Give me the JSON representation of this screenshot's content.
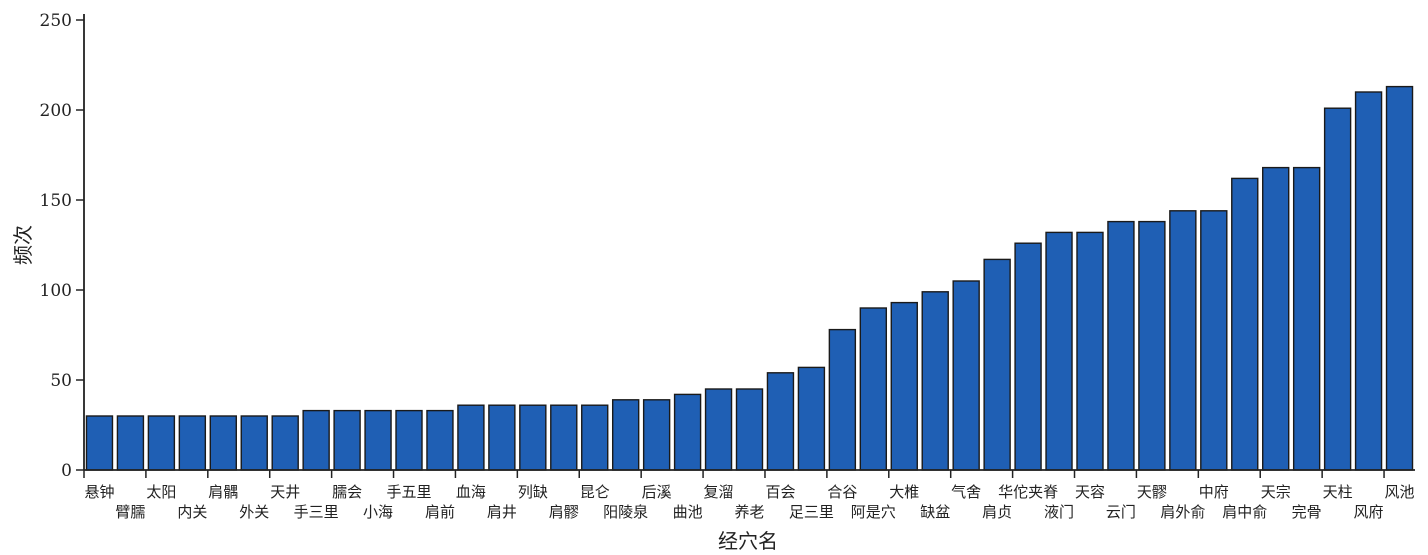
{
  "chart_data": {
    "type": "bar",
    "xlabel": "经穴名",
    "ylabel": "频次",
    "ylim": [
      0,
      250
    ],
    "yticks": [
      0,
      50,
      100,
      150,
      200,
      250
    ],
    "grid": false,
    "bar_color": "#1f5fb4",
    "categories": [
      "悬钟",
      "臂臑",
      "太阳",
      "内关",
      "肩髃",
      "外关",
      "天井",
      "手三里",
      "臑会",
      "小海",
      "手五里",
      "肩前",
      "血海",
      "肩井",
      "列缺",
      "肩髎",
      "昆仑",
      "阳陵泉",
      "后溪",
      "曲池",
      "复溜",
      "养老",
      "百会",
      "足三里",
      "合谷",
      "阿是穴",
      "大椎",
      "缺盆",
      "气舍",
      "肩贞",
      "华佗夹脊",
      "液门",
      "天容",
      "云门",
      "天髎",
      "肩外俞",
      "中府",
      "肩中俞",
      "天宗",
      "完骨",
      "天柱",
      "风府",
      "风池"
    ],
    "values": [
      30,
      30,
      30,
      30,
      30,
      30,
      30,
      33,
      33,
      33,
      33,
      33,
      36,
      36,
      36,
      36,
      36,
      39,
      39,
      42,
      45,
      45,
      54,
      57,
      78,
      90,
      93,
      99,
      105,
      117,
      126,
      132,
      132,
      138,
      138,
      144,
      144,
      162,
      168,
      168,
      201,
      210,
      213
    ]
  }
}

» What is required
Keep the pictures out of the copy and return the rest of the data above exactly.

» Written answer
Give me the JSON representation of this screenshot's content.
{
  "chart_data": {
    "type": "bar",
    "xlabel": "经穴名",
    "ylabel": "频次",
    "ylim": [
      0,
      250
    ],
    "yticks": [
      0,
      50,
      100,
      150,
      200,
      250
    ],
    "grid": false,
    "bar_color": "#1f5fb4",
    "categories": [
      "悬钟",
      "臂臑",
      "太阳",
      "内关",
      "肩髃",
      "外关",
      "天井",
      "手三里",
      "臑会",
      "小海",
      "手五里",
      "肩前",
      "血海",
      "肩井",
      "列缺",
      "肩髎",
      "昆仑",
      "阳陵泉",
      "后溪",
      "曲池",
      "复溜",
      "养老",
      "百会",
      "足三里",
      "合谷",
      "阿是穴",
      "大椎",
      "缺盆",
      "气舍",
      "肩贞",
      "华佗夹脊",
      "液门",
      "天容",
      "云门",
      "天髎",
      "肩外俞",
      "中府",
      "肩中俞",
      "天宗",
      "完骨",
      "天柱",
      "风府",
      "风池"
    ],
    "values": [
      30,
      30,
      30,
      30,
      30,
      30,
      30,
      33,
      33,
      33,
      33,
      33,
      36,
      36,
      36,
      36,
      36,
      39,
      39,
      42,
      45,
      45,
      54,
      57,
      78,
      90,
      93,
      99,
      105,
      117,
      126,
      132,
      132,
      138,
      138,
      144,
      144,
      162,
      168,
      168,
      201,
      210,
      213
    ]
  }
}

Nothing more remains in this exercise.